**Extrait source:**
◆ ◆ ◆ ◆ ◆ ◆ ◆
Sur le site des Jésuites, il est dit de lui :
« L’importance de Canisius repose sur une combinaison harmonieuse, rare pour son époque, entre une fermeté dogmatique dans les principes et une attitude de respect. Sa mission principale visait à guérir les racines spirituelles de chaque croyant et du corps de l’Église dans son ensemble, ainsi qu’à revitaliser la communauté chrétienne. »
Voilà qui résume bien la question. Il est juste d’avoir du respect pour tous. Saint Paul (Galates 5, 22) dit : « Le fruit de l’Esprit est amour, joie, paix, patience, bienveillance, bonté, fidélité, douceur, maîtrise de soi. » La caractéristique du chrétien est de conserver cette douceur et cette maîtrise de soi, sans jamais perdre de vue la fermeté dans les principes, qui permet d’échapper à la domination de la chair : « Frères, vous avez été appelés à la liberté. Seulement, que cette liberté ne devienne pas un prétexte pour vivre selon la chair ; mais par l’amour, mettez-vous au service les uns des autres » (Galates 5, 13).
◆ ◆ ◆ ◆ ◆ ◆ ◆
**Données fournies:**
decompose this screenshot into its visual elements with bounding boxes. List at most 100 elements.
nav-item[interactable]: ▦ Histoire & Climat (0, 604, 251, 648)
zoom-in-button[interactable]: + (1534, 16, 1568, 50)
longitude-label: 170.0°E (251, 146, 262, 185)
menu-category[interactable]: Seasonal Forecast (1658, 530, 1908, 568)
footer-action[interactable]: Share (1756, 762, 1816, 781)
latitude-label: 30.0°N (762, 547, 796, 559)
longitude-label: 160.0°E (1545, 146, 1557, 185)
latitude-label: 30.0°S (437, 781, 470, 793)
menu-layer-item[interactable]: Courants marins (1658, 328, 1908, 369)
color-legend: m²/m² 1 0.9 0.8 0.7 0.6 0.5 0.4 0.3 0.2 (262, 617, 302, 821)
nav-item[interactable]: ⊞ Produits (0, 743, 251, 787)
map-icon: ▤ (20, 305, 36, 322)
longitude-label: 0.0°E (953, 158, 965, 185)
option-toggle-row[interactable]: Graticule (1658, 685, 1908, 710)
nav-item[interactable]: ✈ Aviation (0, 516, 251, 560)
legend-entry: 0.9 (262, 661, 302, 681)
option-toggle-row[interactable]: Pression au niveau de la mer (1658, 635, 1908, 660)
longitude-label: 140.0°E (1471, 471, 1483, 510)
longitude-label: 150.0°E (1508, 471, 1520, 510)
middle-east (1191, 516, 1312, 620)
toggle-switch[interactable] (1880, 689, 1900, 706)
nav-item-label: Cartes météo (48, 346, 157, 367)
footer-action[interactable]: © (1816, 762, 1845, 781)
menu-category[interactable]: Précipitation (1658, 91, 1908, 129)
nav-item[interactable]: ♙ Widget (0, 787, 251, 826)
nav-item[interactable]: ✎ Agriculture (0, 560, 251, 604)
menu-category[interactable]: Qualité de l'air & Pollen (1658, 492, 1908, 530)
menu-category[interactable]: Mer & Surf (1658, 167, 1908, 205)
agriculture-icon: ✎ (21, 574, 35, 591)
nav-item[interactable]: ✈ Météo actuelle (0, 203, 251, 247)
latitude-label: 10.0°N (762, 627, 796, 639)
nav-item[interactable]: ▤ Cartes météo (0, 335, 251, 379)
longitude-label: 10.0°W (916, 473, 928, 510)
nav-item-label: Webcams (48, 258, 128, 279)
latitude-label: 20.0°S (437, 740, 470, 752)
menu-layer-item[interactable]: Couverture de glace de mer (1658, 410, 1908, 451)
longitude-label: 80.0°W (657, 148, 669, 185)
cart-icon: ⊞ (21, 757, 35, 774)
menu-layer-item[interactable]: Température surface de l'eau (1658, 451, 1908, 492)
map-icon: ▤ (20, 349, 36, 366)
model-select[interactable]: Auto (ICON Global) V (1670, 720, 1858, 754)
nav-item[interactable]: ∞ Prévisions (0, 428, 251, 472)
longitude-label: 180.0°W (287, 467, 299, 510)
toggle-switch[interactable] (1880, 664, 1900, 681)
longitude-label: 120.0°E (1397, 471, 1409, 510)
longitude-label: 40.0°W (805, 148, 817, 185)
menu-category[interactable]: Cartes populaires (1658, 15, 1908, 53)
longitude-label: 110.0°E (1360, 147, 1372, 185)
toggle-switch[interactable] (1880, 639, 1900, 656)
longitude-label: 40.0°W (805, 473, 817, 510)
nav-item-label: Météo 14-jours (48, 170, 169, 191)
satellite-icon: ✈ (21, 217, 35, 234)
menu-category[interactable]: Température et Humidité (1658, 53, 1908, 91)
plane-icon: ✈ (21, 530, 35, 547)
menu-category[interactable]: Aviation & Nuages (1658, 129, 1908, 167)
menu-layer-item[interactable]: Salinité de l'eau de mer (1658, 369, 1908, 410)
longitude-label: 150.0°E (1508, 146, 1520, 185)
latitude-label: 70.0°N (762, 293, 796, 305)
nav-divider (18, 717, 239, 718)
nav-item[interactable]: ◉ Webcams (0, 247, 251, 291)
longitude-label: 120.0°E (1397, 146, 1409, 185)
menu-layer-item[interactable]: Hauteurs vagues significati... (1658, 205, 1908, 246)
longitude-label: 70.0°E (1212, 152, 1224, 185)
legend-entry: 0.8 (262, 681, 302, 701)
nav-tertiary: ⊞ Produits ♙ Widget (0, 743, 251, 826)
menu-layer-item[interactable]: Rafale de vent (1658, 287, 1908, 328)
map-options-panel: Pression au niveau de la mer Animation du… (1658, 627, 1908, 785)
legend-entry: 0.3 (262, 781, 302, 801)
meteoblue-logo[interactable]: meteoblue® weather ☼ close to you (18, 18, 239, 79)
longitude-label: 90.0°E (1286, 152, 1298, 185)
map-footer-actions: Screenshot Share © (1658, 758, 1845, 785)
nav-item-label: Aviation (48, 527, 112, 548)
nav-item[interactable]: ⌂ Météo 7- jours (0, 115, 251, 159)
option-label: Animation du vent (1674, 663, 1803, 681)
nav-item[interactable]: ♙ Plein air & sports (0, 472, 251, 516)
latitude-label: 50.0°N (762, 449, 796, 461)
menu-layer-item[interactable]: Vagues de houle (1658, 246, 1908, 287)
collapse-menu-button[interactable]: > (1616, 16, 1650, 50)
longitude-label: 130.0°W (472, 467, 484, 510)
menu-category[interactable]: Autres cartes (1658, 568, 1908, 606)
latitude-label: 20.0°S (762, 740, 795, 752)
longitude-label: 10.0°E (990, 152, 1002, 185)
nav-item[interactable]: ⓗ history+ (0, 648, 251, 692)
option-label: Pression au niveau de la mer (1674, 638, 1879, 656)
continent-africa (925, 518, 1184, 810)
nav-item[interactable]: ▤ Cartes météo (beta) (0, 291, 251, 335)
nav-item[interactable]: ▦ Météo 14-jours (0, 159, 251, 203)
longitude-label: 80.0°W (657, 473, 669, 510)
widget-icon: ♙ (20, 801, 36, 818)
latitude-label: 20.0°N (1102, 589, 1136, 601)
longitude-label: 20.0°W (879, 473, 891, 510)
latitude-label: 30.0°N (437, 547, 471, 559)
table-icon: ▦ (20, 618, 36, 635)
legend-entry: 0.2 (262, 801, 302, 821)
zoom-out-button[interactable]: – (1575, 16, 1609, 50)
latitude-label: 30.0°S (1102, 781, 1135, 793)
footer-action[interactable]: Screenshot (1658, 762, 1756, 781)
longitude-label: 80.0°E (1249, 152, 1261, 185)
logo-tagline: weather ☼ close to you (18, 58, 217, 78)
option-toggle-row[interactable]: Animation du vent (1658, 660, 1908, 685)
◆ ◆ ◆ ◆ ◆ ◆ ◆
**Consignes:**
1. Recopiez le passage de l'extrait sur Canisius allant de « Voilà qui résume » à « (Galates 5, 13). ».
2. Rédigez la suite de l'extrait sur Canisius, en reprenant après sa dernière phrase.

**Réponses rédigées:**
1.
Voilà qui résume bien la question. Il est juste d’avoir du respect pour tous. Saint Paul (Galates 5, 22) dit : « Le fruit de l’Esprit est amour, joie, paix, patience, bienveillance, bonté, fidélité, douceur, maîtrise de soi. » La caractéristique du chrétien est de conserver cette douceur et cette maîtrise de soi, sans jamais perdre de vue la fermeté dans les principes, qui permet d’échapper à la domination de la chair : « Frères, vous avez été appelés à la liberté. Seulement, que cette liberté ne devienne pas un prétexte pour vivre selon la chair ; mais par l’amour, mettez-vous au service les uns des autres » (Galates 5, 13).

2.
Saint Pierre Canisius avait compris l’importance d’aimer le pécheur tout en méprisant et rejetant le péché. Dans une de ses prières pour confirmer la foi (trouvée sur le site www.corrispondenzaromana.it), il affirme :
« Je professe avec franchise, avec saint Jérôme, être uni à celui qui est uni au Siège de Pierre, et je proteste, avec saint Ambroise, de suivre en toutes choses cette Église romaine que je reconnais respectueusement, avec saint Cyprien, comme la racine et la mère de l’Église universelle. Je m’attache à cette foi et doctrine que j’ai apprise enfant, confirmée jeune homme, enseignée adulte, et que jusqu’à présent, avec mon faible pouvoir, j’ai défendue. Ce qui me pousse à faire cette profession n’est autre que la gloire et l’honneur de Dieu, la conscience de la vérité, l’autorité des Saintes Écritures canoniques, le sentiment et le consensus des Pères de l’Église, le témoignage de la foi que je dois à mes frères, et enfin le salut éternel que j’attends au Ciel et la béatitude promise aux vrais fidèles. »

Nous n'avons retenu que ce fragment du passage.